Collected data entries:
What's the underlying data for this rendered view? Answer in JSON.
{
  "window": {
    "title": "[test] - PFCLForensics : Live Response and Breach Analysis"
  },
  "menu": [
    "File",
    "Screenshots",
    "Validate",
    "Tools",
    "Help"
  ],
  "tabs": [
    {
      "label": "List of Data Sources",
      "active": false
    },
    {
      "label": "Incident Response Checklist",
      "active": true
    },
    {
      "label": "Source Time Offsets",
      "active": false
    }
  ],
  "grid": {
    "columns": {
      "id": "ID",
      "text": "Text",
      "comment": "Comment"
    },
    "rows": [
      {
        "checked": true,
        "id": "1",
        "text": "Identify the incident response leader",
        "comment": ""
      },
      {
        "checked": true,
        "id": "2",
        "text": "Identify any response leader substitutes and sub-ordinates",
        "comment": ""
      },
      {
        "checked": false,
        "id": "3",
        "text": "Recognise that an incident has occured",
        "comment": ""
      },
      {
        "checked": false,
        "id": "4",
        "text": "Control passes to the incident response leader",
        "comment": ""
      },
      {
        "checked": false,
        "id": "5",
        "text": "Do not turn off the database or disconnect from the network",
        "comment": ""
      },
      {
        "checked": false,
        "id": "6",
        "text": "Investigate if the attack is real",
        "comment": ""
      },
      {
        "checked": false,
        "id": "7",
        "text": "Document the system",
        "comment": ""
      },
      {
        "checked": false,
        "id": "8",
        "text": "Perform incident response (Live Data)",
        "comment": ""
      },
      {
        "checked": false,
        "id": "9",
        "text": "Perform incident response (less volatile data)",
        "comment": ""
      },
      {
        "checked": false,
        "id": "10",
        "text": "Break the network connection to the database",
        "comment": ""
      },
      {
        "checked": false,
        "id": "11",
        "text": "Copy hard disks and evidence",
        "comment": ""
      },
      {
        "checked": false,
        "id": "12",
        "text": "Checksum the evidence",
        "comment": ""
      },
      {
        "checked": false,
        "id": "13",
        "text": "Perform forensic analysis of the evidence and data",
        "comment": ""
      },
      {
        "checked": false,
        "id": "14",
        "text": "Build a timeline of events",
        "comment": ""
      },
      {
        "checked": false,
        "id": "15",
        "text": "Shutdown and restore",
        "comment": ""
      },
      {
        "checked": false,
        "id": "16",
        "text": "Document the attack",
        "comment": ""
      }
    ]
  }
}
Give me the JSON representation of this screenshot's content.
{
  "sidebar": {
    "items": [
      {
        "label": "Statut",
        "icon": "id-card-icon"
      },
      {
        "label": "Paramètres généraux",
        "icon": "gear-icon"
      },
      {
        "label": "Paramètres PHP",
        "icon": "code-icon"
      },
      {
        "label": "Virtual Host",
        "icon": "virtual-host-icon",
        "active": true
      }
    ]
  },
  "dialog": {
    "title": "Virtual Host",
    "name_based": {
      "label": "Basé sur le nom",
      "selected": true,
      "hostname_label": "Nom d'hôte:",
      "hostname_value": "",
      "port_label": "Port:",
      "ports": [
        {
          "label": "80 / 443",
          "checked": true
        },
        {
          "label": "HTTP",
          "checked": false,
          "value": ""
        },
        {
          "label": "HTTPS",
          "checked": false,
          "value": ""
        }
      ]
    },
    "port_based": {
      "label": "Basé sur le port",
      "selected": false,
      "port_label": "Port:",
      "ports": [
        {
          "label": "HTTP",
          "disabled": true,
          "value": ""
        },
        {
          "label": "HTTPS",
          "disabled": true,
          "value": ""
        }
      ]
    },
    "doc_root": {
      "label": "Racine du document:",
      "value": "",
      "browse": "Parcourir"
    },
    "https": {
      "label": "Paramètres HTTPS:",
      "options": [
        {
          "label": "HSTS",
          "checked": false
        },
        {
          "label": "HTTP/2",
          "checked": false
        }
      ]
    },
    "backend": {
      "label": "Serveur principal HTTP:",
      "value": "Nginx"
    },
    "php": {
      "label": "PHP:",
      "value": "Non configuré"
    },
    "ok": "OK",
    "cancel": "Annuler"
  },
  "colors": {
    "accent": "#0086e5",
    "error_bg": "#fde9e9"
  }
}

Task prompt: Every entry should be output exactly as written, please.

Solution:
What's the underlying data for this rendered view? Answer in JSON.
{
  "window": {
    "title": "[test] - PFCLForensics : Live Response and Breach Analysis"
  },
  "menu": [
    "File",
    "Screenshots",
    "Validate",
    "Tools",
    "Help"
  ],
  "tabs": [
    {
      "label": "List of Data Sources",
      "active": false
    },
    {
      "label": "Incident Response Checklist",
      "active": true
    },
    {
      "label": "Source Time Offsets",
      "active": false
    }
  ],
  "grid": {
    "columns": {
      "id": "ID",
      "text": "Text",
      "comment": "Comment"
    },
    "rows": [
      {
        "checked": true,
        "id": "1",
        "text": "Identify the incident response leader",
        "comment": ""
      },
      {
        "checked": true,
        "id": "2",
        "text": "Identify any response leader substitutes and sub-ordinates",
        "comment": ""
      },
      {
        "checked": false,
        "id": "3",
        "text": "Recognise that an incident has occured",
        "comment": ""
      },
      {
        "checked": false,
        "id": "4",
        "text": "Control passes to the incident response leader",
        "comment": ""
      },
      {
        "checked": false,
        "id": "5",
        "text": "Do not turn off the database or disconnect from the network",
        "comment": ""
      },
      {
        "checked": false,
        "id": "6",
        "text": "Investigate if the attack is real",
        "comment": ""
      },
      {
        "checked": false,
        "id": "7",
        "text": "Document the system",
        "comment": ""
      },
      {
        "checked": false,
        "id": "8",
        "text": "Perform incident response (Live Data)",
        "comment": ""
      },
      {
        "checked": false,
        "id": "9",
        "text": "Perform incident response (less volatile data)",
        "comment": ""
      },
      {
        "checked": false,
        "id": "10",
        "text": "Break the network connection to the database",
        "comment": ""
      },
      {
        "checked": false,
        "id": "11",
        "text": "Copy hard disks and evidence",
        "comment": ""
      },
      {
        "checked": false,
        "id": "12",
        "text": "Checksum the evidence",
        "comment": ""
      },
      {
        "checked": false,
        "id": "13",
        "text": "Perform forensic analysis of the evidence and data",
        "comment": ""
      },
      {
        "checked": false,
        "id": "14",
        "text": "Build a timeline of events",
        "comment": ""
      },
      {
        "checked": false,
        "id": "15",
        "text": "Shutdown and restore",
        "comment": ""
      },
      {
        "checked": false,
        "id": "16",
        "text": "Document the attack",
        "comment": ""
      }
    ]
  }
}
Give me the JSON representation of this screenshot's content.
{
  "sidebar": {
    "items": [
      {
        "label": "Statut",
        "icon": "id-card-icon"
      },
      {
        "label": "Paramètres généraux",
        "icon": "gear-icon"
      },
      {
        "label": "Paramètres PHP",
        "icon": "code-icon"
      },
      {
        "label": "Virtual Host",
        "icon": "virtual-host-icon",
        "active": true
      }
    ]
  },
  "dialog": {
    "title": "Virtual Host",
    "name_based": {
      "label": "Basé sur le nom",
      "selected": true,
      "hostname_label": "Nom d'hôte:",
      "hostname_value": "",
      "port_label": "Port:",
      "ports": [
        {
          "label": "80 / 443",
          "checked": true
        },
        {
          "label": "HTTP",
          "checked": false,
          "value": ""
        },
        {
          "label": "HTTPS",
          "checked": false,
          "value": ""
        }
      ]
    },
    "port_based": {
      "label": "Basé sur le port",
      "selected": false,
      "port_label": "Port:",
      "ports": [
        {
          "label": "HTTP",
          "disabled": true,
          "value": ""
        },
        {
          "label": "HTTPS",
          "disabled": true,
          "value": ""
        }
      ]
    },
    "doc_root": {
      "label": "Racine du document:",
      "value": "",
      "browse": "Parcourir"
    },
    "https": {
      "label": "Paramètres HTTPS:",
      "options": [
        {
          "label": "HSTS",
          "checked": false
        },
        {
          "label": "HTTP/2",
          "checked": false
        }
      ]
    },
    "backend": {
      "label": "Serveur principal HTTP:",
      "value": "Nginx"
    },
    "php": {
      "label": "PHP:",
      "value": "Non configuré"
    },
    "ok": "OK",
    "cancel": "Annuler"
  },
  "colors": {
    "accent": "#0086e5",
    "error_bg": "#fde9e9"
  }
}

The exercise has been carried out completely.